> [Exercise details] Indicate only the number of lines in the listing below in which the word "drivers" appears.

> [Record list]
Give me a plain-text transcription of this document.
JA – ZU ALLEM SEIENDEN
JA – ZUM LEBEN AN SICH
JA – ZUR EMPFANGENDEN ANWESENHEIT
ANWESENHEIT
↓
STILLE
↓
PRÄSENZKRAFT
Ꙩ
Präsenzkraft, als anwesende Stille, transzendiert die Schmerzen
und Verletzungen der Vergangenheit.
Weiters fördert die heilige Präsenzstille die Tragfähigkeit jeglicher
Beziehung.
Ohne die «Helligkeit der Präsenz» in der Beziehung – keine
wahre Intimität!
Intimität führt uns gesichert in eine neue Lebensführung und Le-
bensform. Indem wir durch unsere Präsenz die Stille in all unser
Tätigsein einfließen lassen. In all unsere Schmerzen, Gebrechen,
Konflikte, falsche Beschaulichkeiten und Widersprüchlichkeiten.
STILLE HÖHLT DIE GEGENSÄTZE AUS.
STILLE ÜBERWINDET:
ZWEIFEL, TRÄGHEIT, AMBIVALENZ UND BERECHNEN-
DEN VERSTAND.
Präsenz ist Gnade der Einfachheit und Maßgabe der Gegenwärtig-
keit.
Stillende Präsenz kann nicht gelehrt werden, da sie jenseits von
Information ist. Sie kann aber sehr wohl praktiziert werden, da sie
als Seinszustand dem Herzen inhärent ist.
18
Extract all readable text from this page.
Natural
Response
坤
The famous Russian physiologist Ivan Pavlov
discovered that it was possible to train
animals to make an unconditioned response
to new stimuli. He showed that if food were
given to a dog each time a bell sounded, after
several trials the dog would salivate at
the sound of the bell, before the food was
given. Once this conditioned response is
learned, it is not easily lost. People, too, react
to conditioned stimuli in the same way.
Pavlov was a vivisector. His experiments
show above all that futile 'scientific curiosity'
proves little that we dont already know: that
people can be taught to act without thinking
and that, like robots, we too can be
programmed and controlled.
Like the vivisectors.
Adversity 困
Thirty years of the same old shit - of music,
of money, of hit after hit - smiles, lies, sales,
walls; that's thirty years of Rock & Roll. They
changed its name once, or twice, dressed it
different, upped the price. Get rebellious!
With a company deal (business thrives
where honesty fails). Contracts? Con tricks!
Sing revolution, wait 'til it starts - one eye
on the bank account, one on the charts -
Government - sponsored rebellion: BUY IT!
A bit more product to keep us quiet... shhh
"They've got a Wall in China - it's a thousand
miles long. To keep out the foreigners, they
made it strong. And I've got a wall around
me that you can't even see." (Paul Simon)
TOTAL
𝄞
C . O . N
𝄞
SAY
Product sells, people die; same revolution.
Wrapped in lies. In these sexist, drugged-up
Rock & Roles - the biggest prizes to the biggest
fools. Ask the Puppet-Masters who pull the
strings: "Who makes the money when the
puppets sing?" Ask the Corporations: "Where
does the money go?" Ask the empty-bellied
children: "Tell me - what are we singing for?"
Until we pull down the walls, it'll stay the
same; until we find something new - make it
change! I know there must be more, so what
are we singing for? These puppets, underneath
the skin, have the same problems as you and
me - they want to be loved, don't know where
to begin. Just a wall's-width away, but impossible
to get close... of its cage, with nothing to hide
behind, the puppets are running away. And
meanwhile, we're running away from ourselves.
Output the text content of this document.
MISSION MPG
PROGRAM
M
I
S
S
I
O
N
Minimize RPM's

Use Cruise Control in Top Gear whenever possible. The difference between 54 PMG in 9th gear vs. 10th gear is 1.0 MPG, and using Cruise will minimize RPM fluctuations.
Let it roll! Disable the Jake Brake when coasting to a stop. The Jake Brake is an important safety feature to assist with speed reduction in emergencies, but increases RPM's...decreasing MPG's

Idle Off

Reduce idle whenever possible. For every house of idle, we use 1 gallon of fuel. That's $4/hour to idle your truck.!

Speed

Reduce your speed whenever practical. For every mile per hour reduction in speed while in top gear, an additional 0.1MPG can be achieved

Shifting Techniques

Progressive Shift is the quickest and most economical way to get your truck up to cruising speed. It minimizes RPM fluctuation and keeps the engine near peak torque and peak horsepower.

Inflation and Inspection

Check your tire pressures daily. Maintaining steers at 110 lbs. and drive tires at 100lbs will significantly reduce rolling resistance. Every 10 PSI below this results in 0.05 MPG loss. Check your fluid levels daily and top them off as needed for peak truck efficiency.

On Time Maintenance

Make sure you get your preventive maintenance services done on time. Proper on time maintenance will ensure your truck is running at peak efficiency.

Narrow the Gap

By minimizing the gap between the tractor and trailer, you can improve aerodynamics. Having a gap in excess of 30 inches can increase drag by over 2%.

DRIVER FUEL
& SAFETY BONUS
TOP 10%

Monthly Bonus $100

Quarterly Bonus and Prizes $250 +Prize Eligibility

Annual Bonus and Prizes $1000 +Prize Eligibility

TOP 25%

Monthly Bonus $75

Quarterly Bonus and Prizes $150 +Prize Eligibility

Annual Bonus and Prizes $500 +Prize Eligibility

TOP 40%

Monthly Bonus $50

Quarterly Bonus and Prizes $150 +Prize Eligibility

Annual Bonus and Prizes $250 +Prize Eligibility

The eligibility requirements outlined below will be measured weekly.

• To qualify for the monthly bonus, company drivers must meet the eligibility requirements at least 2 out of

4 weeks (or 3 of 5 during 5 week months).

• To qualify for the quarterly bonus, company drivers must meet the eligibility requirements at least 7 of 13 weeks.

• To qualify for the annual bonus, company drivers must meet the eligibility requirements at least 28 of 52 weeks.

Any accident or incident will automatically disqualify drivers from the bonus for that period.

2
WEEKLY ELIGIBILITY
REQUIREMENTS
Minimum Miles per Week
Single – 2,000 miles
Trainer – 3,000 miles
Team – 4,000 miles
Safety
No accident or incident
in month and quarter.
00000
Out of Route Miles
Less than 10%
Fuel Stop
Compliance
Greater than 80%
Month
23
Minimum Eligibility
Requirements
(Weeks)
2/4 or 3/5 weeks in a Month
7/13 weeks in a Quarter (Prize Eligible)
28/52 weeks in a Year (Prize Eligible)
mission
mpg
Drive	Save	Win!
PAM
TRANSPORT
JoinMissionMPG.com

> [Correct response] 4